● What the exercise asks
Search the records for the word "Республике" and report each line that has it.

● Given records
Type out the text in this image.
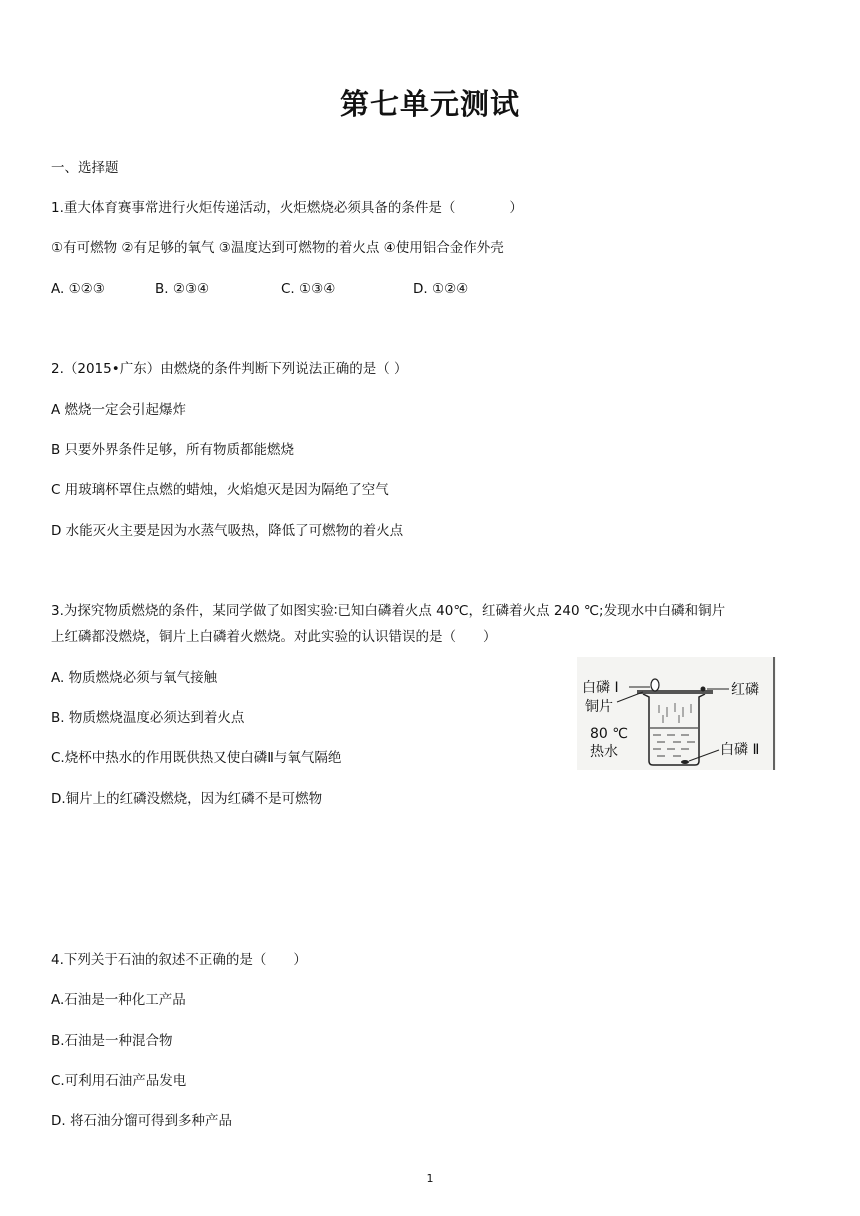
第七单元测试
一、选择题
1.重大体育赛事常进行火炬传递活动，火炬燃烧必须具备的条件是（　　　　）
①有可燃物 ②有足够的氧气 ③温度达到可燃物的着火点 ④使用铝合金作外壳
A. ①②③	B. ②③④	C. ①③④	D. ①②④
2.（2015•广东）由燃烧的条件判断下列说法正确的是（ ）
A 燃烧一定会引起爆炸
B 只要外界条件足够，所有物质都能燃烧
C 用玻璃杯罩住点燃的蜡烛，火焰熄灭是因为隔绝了空气
D 水能灭火主要是因为水蒸气吸热，降低了可燃物的着火点
3.为探究物质燃烧的条件，某同学做了如图实验∶已知白磷着火点 40℃，红磷着火点 240 ℃;发现水中白磷和铜片
上红磷都没燃烧，铜片上白磷着火燃烧。对此实验的认识错误的是（　　）
A. 物质燃烧必须与氧气接触
B. 物质燃烧温度必须达到着火点
C.烧杯中热水的作用既供热又使白磷Ⅱ与氧气隔绝
D.铜片上的红磷没燃烧，因为红磷不是可燃物
白磷 I
铜片
80 ℃
热水
红磷
白磷 Ⅱ
4.下列关于石油的叙述不正确的是（　　）
A.石油是一种化工产品
B.石油是一种混合物
C.可利用石油产品发电
D. 将石油分馏可得到多种产品
1
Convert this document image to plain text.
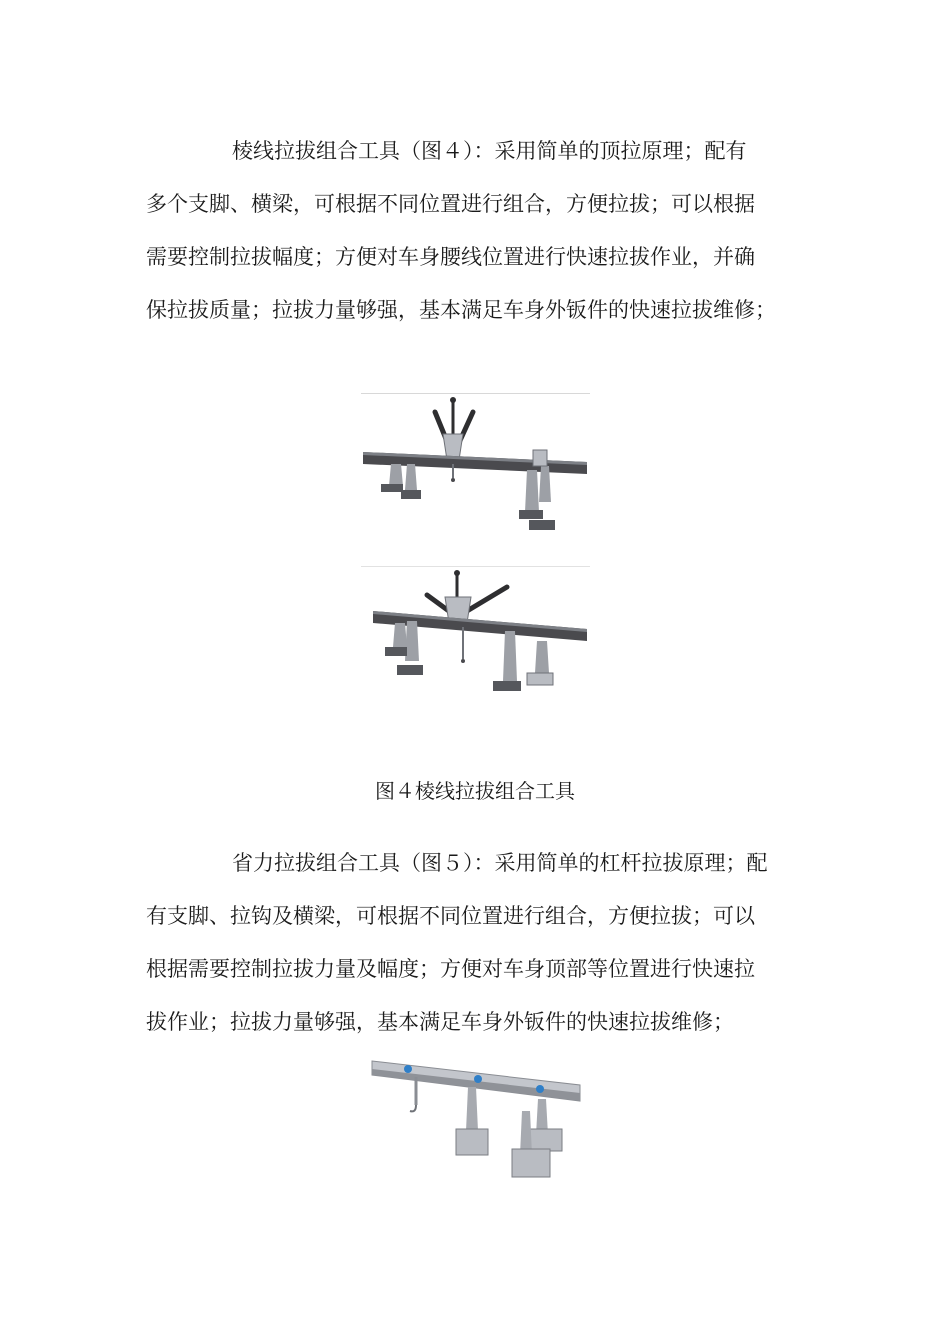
棱线拉拔组合工具（图４）：采用简单的顶拉原理；配有
多个支脚、横梁，可根据不同位置进行组合，方便拉拔；可以根据
需要控制拉拔幅度；方便对车身腰线位置进行快速拉拔作业，并确
保拉拔质量；拉拔力量够强，基本满足车身外钣件的快速拉拔维修；

图４棱线拉拔组合工具

省力拉拔组合工具（图５）：采用简单的杠杆拉拔原理；配
有支脚、拉钩及横梁，可根据不同位置进行组合，方便拉拔；可以
根据需要控制拉拔力量及幅度；方便对车身顶部等位置进行快速拉
拔作业；拉拔力量够强，基本满足车身外钣件的快速拉拔维修；
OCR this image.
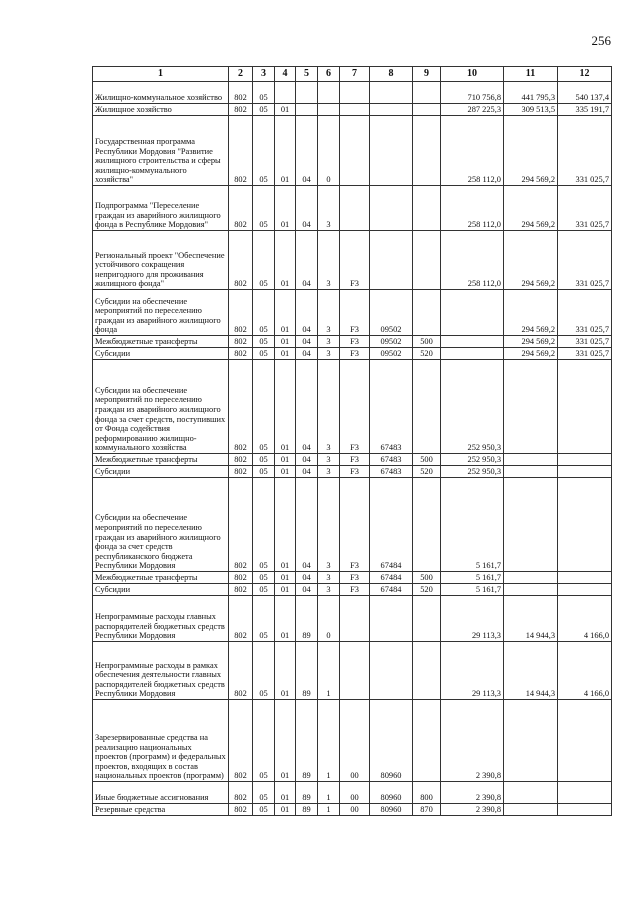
256
1	2	3	4	5	6	7	8	9	10	11	12
Жилищно-коммунальное хозяйство	802	05							710 756,8	441 795,3	540 137,4
Жилищное хозяйство	802	05	01						287 225,3	309 513,5	335 191,7
Государственная программа Республики Мордовия "Развитие жилищного строительства и сферы жилищно-коммунального хозяйства"	802	05	01	04	0				258 112,0	294 569,2	331 025,7
Подпрограмма "Переселение граждан из аварийного жилищного фонда в Республике Мордовия"	802	05	01	04	3				258 112,0	294 569,2	331 025,7
Региональный проект "Обеспечение устойчивого сокращения непригодного для проживания жилищного фонда"	802	05	01	04	3	F3			258 112,0	294 569,2	331 025,7
Субсидии на обеспечение мероприятий по переселению граждан из аварийного жилищного фонда	802	05	01	04	3	F3	09502			294 569,2	331 025,7
Межбюджетные трансферты	802	05	01	04	3	F3	09502	500		294 569,2	331 025,7
Субсидии	802	05	01	04	3	F3	09502	520		294 569,2	331 025,7
Субсидии на обеспечение мероприятий по переселению граждан из аварийного жилищного фонда за счет средств, поступивших от Фонда содействия реформированию жилищно-коммунального хозяйства	802	05	01	04	3	F3	67483		252 950,3		
Межбюджетные трансферты	802	05	01	04	3	F3	67483	500	252 950,3		
Субсидии	802	05	01	04	3	F3	67483	520	252 950,3		
Субсидии на обеспечение мероприятий по переселению граждан из аварийного жилищного фонда за счет средств республиканского бюджета Республики Мордовия	802	05	01	04	3	F3	67484		5 161,7		
Межбюджетные трансферты	802	05	01	04	3	F3	67484	500	5 161,7		
Субсидии	802	05	01	04	3	F3	67484	520	5 161,7		
Непрограммные расходы главных распорядителей бюджетных средств Республики Мордовия	802	05	01	89	0				29 113,3	14 944,3	4 166,0
Непрограммные расходы в рамках обеспечения деятельности главных распорядителей бюджетных средств Республики Мордовия	802	05	01	89	1				29 113,3	14 944,3	4 166,0
Зарезервированные средства на реализацию национальных проектов (программ) и федеральных проектов, входящих в состав национальных проектов (программ)	802	05	01	89	1	00	80960		2 390,8		
Иные бюджетные ассигнования	802	05	01	89	1	00	80960	800	2 390,8		
Резервные средства	802	05	01	89	1	00	80960	870	2 390,8		
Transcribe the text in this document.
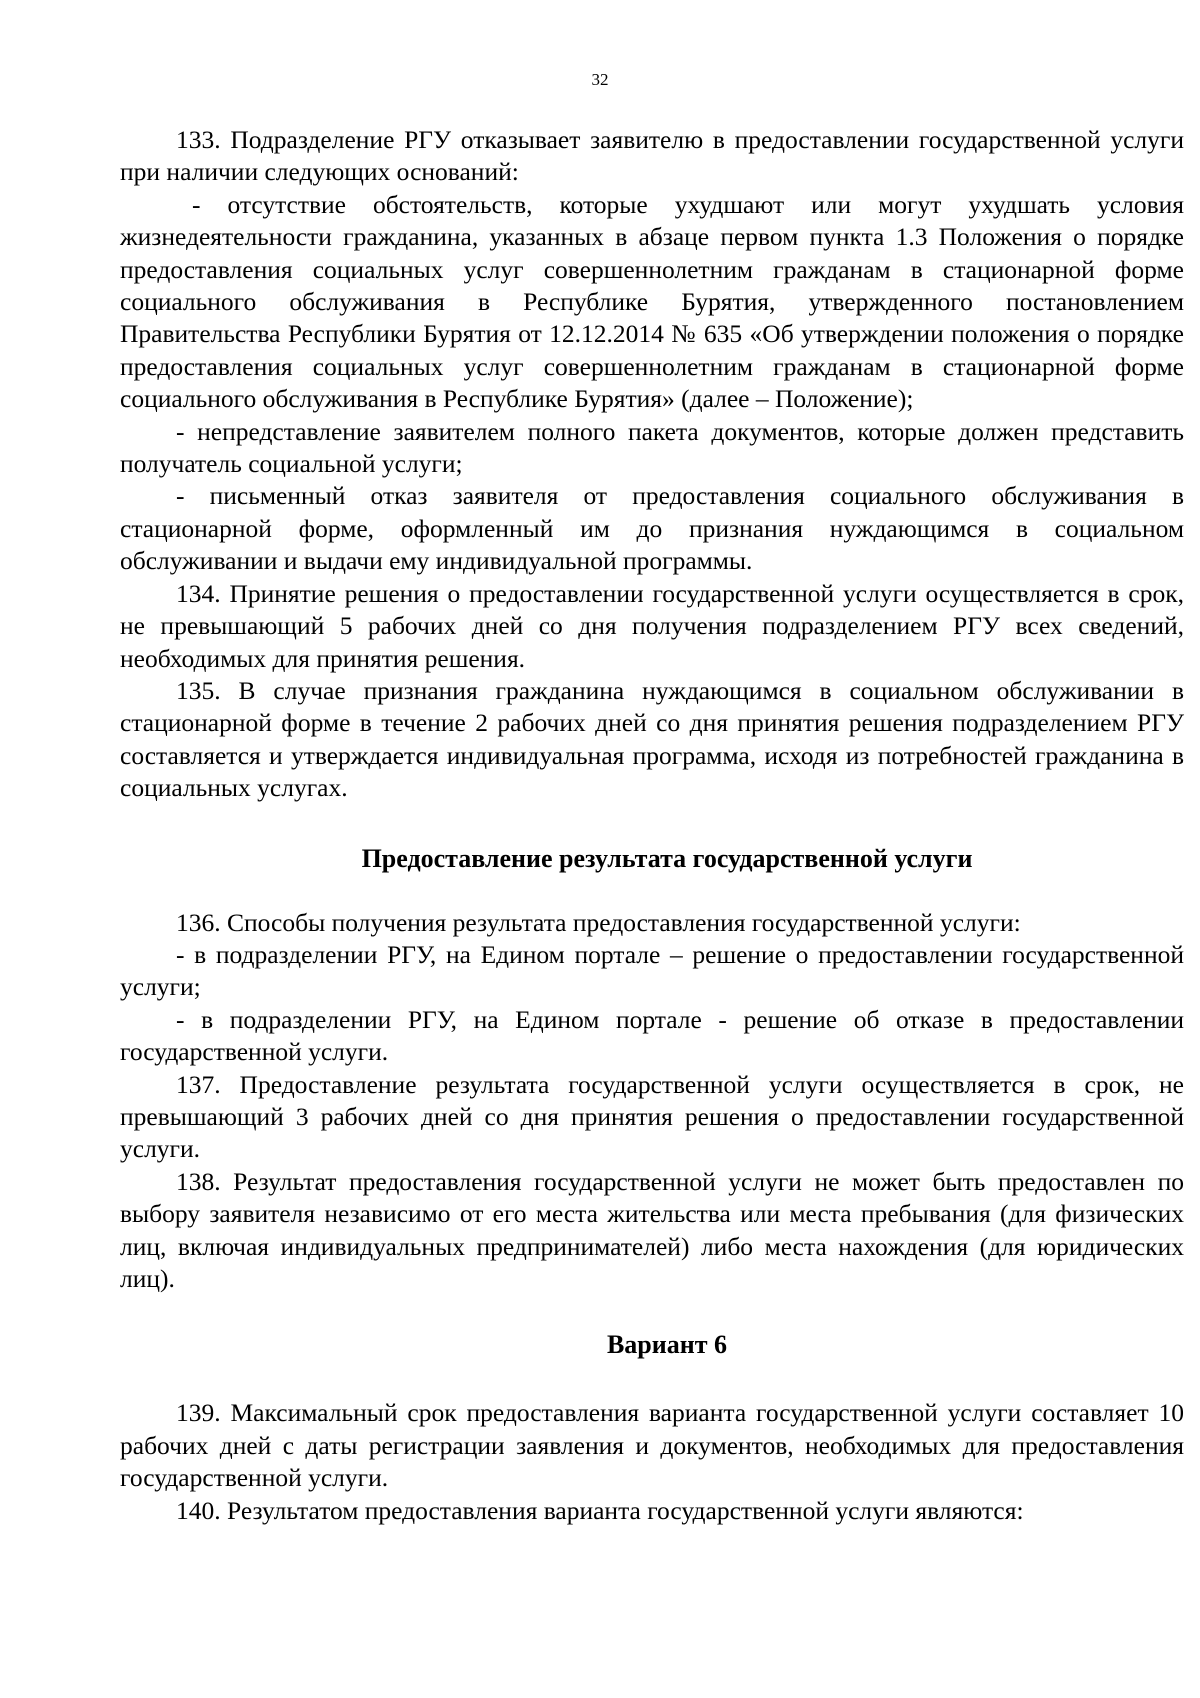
32

133. Подразделение РГУ отказывает заявителю в предоставлении государственной услуги при наличии следующих оснований:

- отсутствие обстоятельств, которые ухудшают или могут ухудшать условия жизнедеятельности гражданина, указанных в абзаце первом пункта 1.3 Положения о порядке предоставления социальных услуг совершеннолетним гражданам в стационарной форме социального обслуживания в Республике Бурятия, утвержденного постановлением Правительства Республики Бурятия от 12.12.2014 № 635 «Об утверждении положения о порядке предоставления социальных услуг совершеннолетним гражданам в стационарной форме социального обслуживания в Республике Бурятия» (далее – Положение);

- непредставление заявителем полного пакета документов, которые должен представить получатель социальной услуги;

- письменный отказ заявителя от предоставления социального обслуживания в стационарной форме, оформленный им до признания нуждающимся в социальном обслуживании и выдачи ему индивидуальной программы.

134. Принятие решения о предоставлении государственной услуги осуществляется в срок, не превышающий 5 рабочих дней со дня получения подразделением РГУ всех сведений, необходимых для принятия решения.

135. В случае признания гражданина нуждающимся в социальном обслуживании в стационарной форме в течение 2 рабочих дней со дня принятия решения подразделением РГУ составляется и утверждается индивидуальная программа, исходя из потребностей гражданина в социальных услугах.

Предоставление результата государственной услуги

136. Способы получения результата предоставления государственной услуги:

- в подразделении РГУ, на Едином портале – решение о предоставлении государственной услуги;

- в подразделении РГУ, на Едином портале - решение об отказе в предоставлении государственной услуги.

137. Предоставление результата государственной услуги осуществляется в срок, не превышающий 3 рабочих дней со дня принятия решения о предоставлении государственной услуги.

138. Результат предоставления государственной услуги не может быть предоставлен по выбору заявителя независимо от его места жительства или места пребывания (для физических лиц, включая индивидуальных предпринимателей) либо места нахождения (для юридических лиц).

Вариант 6

139. Максимальный срок предоставления варианта государственной услуги составляет 10 рабочих дней с даты регистрации заявления и документов, необходимых для предоставления государственной услуги.

140. Результатом предоставления варианта государственной услуги являются:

● Reply to the task
Подпрограмма "Переселение граждан из аварийного жилищного фонда в Республике Мордовия"	802	05	01	04	3				258 112,0	294 569,2	331 025,7
- отсутствие обстоятельств, которые ухудшают или могут ухудшать условия жизнедеятельности гражданина, указанных в абзаце первом пункта 1.3 Положения о порядке предоставления социальных услуг совершеннолетним гражданам в стационарной форме социального обслуживания в Республике Бурятия, утвержденного постановлением Правительства Республики Бурятия от 12.12.2014 № 635 «Об утверждении положения о порядке предоставления социальных услуг совершеннолетним гражданам в стационарной форме социального обслуживания в Республике Бурятия» (далее – Положение);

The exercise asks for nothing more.